# The exercise
Go through the listing below and list every line with "Analysis".

— BEGIN Supplied records —

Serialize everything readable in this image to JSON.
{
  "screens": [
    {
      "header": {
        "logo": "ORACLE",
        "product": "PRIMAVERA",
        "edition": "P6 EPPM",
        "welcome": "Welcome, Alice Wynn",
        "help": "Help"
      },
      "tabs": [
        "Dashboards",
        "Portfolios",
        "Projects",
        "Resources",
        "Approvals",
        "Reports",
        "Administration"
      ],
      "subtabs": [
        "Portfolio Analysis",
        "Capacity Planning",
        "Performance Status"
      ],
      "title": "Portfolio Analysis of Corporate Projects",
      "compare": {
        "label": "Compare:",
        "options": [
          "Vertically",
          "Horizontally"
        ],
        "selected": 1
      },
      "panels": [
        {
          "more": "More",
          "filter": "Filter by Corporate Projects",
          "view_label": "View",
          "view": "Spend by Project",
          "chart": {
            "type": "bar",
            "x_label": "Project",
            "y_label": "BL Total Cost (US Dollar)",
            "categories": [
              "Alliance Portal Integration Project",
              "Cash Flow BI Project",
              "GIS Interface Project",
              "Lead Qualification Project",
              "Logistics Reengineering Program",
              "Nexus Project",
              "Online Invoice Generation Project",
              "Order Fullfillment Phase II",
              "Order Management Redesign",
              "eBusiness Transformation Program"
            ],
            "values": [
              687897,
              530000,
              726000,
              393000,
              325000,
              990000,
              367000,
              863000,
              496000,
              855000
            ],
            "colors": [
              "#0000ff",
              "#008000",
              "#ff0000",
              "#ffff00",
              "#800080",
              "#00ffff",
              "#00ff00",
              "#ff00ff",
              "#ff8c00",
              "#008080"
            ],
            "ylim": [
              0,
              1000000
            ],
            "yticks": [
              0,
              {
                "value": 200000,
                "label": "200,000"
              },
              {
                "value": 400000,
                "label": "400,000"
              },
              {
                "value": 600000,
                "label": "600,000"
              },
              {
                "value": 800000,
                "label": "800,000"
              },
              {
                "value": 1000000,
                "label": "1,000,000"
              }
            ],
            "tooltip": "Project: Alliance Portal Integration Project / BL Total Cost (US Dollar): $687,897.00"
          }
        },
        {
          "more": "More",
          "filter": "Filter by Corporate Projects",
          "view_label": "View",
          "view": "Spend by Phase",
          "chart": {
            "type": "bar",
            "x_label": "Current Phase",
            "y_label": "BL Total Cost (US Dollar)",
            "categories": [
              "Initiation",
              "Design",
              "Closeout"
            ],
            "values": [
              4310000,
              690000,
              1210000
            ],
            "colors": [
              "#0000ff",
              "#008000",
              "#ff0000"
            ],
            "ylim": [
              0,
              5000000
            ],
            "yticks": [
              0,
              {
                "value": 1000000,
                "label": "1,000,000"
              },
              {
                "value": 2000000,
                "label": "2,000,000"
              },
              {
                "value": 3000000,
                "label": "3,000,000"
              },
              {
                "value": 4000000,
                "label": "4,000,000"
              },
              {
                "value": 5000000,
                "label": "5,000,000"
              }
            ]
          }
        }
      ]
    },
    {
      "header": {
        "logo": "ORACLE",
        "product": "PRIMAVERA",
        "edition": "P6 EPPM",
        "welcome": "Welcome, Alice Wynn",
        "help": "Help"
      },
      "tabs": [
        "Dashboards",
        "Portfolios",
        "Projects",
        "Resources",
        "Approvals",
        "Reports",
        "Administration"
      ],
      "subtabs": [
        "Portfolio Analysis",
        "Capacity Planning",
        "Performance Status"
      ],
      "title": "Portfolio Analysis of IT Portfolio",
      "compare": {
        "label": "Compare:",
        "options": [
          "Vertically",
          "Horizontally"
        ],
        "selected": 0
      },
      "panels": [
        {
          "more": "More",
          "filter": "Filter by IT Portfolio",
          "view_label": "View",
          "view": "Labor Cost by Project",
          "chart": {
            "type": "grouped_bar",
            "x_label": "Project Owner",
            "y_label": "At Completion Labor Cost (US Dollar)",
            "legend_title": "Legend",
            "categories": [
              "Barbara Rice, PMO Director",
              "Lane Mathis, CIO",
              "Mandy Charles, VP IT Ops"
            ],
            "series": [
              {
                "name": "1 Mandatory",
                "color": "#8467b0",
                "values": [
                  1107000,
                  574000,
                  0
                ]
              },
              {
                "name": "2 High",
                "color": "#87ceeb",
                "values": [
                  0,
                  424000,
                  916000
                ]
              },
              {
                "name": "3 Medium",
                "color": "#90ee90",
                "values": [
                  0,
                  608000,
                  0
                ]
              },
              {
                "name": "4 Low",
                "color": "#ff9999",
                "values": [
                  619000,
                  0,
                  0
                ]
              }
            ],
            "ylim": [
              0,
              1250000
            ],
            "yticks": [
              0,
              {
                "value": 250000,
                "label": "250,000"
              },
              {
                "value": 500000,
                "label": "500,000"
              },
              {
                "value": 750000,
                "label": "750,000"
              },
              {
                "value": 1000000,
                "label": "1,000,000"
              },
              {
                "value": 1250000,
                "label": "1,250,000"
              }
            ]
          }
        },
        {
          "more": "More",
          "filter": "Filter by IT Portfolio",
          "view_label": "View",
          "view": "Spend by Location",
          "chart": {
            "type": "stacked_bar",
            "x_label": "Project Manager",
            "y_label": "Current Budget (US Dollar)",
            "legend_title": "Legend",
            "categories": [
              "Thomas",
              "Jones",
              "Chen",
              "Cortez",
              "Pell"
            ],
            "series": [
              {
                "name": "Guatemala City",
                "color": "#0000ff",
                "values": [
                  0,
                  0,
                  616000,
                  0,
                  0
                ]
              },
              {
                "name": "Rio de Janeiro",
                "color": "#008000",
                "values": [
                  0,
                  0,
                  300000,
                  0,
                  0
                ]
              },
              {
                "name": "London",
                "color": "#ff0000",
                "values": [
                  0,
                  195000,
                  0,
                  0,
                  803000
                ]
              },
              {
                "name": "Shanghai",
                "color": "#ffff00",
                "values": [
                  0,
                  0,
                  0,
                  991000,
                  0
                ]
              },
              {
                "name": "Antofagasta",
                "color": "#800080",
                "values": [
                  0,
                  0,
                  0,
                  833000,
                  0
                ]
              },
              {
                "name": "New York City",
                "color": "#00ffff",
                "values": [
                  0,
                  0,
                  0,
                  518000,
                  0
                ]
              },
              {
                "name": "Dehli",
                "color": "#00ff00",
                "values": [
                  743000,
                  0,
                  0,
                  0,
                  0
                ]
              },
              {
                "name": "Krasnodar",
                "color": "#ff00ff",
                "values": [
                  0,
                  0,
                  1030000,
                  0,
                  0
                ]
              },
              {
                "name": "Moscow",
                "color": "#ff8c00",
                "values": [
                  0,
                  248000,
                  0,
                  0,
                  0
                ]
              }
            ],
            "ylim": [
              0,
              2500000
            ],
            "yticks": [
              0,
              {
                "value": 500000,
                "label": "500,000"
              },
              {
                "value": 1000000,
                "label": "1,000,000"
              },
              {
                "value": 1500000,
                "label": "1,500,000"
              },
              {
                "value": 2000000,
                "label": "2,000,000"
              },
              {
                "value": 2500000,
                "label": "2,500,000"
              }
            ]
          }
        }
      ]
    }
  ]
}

— END Supplied records —

# Result
        "Portfolio Analysis",
      "title": "Portfolio Analysis of Corporate Projects",
        "Portfolio Analysis",
      "title": "Portfolio Analysis of IT Portfolio",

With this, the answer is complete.